[Begin Records shown]
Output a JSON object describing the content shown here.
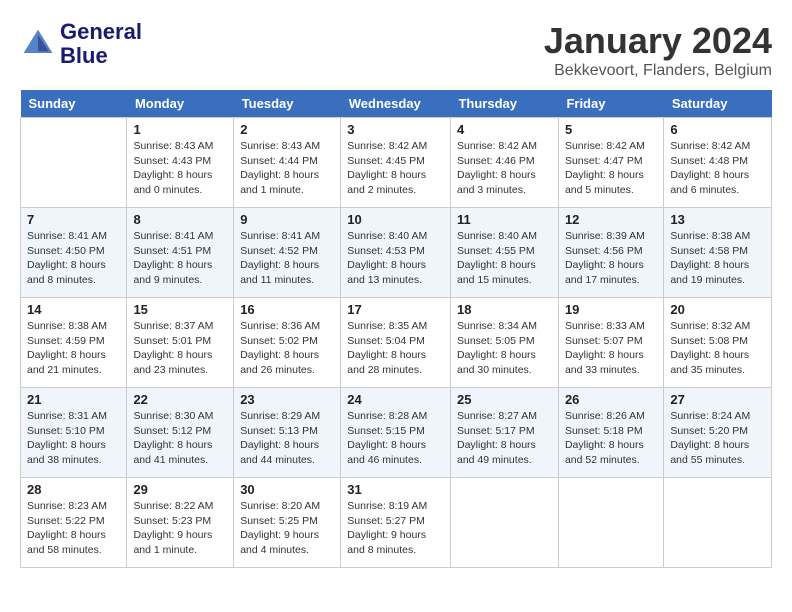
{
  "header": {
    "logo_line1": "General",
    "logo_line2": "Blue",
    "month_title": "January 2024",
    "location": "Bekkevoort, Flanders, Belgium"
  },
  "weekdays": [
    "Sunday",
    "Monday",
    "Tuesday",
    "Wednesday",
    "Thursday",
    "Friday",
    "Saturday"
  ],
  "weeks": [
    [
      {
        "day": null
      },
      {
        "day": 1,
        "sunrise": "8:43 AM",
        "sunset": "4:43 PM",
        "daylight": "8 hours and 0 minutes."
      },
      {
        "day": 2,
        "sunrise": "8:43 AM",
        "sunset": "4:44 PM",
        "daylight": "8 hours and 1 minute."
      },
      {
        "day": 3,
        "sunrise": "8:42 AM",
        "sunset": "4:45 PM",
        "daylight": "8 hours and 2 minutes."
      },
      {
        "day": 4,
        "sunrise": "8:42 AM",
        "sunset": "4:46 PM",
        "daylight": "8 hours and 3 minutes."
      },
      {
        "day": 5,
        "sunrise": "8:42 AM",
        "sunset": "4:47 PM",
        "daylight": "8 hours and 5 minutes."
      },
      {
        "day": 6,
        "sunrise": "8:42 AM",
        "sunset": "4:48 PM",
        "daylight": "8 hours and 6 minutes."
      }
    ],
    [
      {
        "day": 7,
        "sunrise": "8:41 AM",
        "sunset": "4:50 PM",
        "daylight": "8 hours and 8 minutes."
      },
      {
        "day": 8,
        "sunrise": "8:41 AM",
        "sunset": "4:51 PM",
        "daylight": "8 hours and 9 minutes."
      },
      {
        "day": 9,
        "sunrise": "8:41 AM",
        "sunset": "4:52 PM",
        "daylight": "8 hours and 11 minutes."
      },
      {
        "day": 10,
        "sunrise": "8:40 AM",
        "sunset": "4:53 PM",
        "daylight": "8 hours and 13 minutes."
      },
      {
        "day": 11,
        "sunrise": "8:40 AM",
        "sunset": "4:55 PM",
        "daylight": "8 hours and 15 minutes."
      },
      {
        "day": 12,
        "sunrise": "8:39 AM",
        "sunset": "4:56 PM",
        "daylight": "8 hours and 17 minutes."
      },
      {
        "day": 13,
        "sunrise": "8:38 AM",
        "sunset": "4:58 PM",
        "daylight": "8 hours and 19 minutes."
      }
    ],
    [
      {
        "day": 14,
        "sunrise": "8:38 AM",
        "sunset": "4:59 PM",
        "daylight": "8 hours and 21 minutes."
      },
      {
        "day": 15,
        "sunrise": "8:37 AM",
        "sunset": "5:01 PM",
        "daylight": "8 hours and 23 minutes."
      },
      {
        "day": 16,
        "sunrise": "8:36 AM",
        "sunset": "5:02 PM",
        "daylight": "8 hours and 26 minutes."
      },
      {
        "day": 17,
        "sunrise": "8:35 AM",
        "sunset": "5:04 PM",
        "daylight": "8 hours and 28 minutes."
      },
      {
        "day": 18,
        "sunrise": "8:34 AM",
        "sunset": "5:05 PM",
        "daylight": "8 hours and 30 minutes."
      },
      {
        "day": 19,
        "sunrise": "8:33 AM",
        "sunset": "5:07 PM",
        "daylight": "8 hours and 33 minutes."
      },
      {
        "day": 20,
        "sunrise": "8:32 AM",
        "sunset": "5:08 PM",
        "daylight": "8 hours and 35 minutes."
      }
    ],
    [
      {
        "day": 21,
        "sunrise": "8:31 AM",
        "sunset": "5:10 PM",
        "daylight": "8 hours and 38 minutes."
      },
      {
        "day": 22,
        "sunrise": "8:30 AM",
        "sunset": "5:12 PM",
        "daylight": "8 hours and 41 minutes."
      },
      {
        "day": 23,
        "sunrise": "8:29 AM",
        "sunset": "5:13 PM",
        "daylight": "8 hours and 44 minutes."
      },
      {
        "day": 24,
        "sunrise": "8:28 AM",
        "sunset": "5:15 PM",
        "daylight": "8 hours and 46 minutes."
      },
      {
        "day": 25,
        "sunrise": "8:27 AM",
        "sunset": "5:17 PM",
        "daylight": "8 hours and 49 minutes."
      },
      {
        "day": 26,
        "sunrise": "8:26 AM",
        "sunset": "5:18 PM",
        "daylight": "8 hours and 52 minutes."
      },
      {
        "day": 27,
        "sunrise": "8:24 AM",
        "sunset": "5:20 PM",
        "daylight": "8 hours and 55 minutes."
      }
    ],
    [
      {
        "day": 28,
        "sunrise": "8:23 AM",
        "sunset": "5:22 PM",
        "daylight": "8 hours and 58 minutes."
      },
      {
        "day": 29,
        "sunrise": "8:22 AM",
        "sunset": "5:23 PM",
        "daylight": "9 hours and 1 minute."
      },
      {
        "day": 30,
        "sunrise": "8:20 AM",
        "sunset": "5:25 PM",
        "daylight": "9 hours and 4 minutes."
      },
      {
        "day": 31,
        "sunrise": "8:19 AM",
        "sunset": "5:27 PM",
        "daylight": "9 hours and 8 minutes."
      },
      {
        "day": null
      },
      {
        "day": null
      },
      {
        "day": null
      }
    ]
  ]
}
[End Records shown]
[Begin Records shown]
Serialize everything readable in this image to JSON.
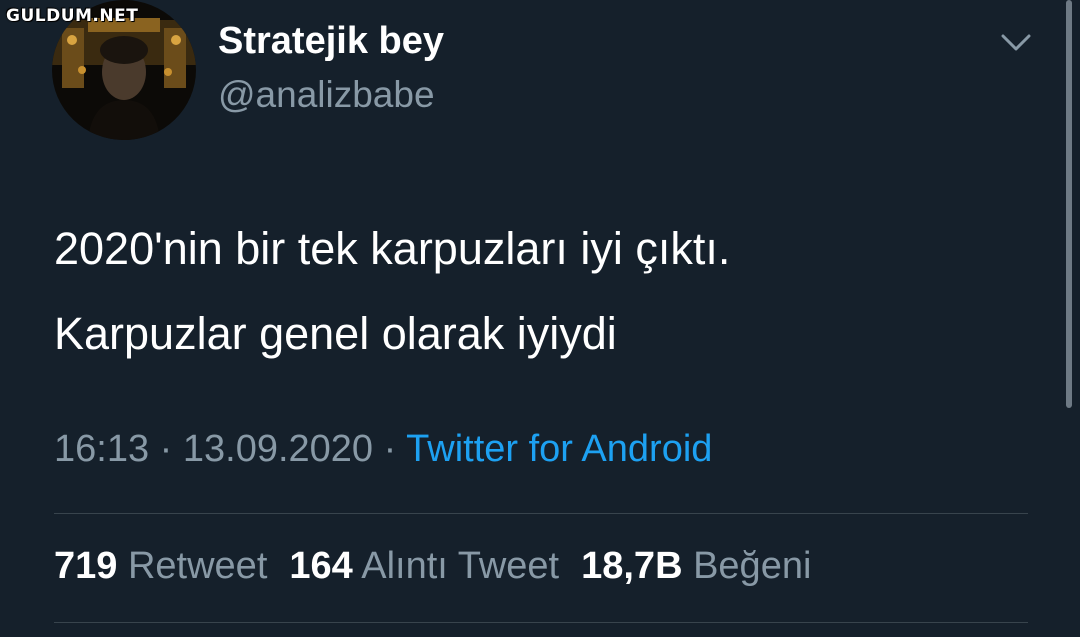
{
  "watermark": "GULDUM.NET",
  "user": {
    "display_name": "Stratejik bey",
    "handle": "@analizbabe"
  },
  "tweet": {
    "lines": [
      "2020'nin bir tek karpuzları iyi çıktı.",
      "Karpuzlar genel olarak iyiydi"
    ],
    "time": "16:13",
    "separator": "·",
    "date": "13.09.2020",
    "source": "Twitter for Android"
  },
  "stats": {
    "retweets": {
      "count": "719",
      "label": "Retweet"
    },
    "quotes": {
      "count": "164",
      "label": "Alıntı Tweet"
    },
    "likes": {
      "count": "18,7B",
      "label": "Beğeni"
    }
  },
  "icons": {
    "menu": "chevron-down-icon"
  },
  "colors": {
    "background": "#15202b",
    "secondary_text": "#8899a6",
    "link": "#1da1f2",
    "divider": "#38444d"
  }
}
[End Records shown]
> [Requirement] Where a line contains the string "JSON", extract that line.

> [Exercise result]
Output a JSON object describing the content shown here.
Serialize everything readable in this image to JSON.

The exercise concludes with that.